■ **Exercise objective**: Return the records, each one exactly as written.
** START Stored records **
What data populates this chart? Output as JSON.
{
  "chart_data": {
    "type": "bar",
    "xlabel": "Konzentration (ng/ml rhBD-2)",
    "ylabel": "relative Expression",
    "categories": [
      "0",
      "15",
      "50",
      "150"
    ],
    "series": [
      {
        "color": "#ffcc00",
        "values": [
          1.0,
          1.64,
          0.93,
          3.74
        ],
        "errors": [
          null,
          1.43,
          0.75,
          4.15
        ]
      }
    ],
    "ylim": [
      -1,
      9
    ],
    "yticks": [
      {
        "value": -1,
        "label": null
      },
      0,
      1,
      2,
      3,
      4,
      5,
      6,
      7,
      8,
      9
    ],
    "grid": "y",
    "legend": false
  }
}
** END Stored records **
■ **Exercise answer**:
What data populates this chart? Output as JSON.
{
  "chart_data": {
    "type": "bar",
    "xlabel": "Konzentration (ng/ml rhBD-2)",
    "ylabel": "relative Expression",
    "categories": [
      "0",
      "15",
      "50",
      "150"
    ],
    "series": [
      {
        "color": "#ffcc00",
        "values": [
          1.0,
          1.64,
          0.93,
          3.74
        ],
        "errors": [
          null,
          1.43,
          0.75,
          4.15
        ]
      }
    ],
    "ylim": [
      -1,
      9
    ],
    "yticks": [
      {
        "value": -1,
        "label": null
      },
      0,
      1,
      2,
      3,
      4,
      5,
      6,
      7,
      8,
      9
    ],
    "grid": "y",
    "legend": false
  }
}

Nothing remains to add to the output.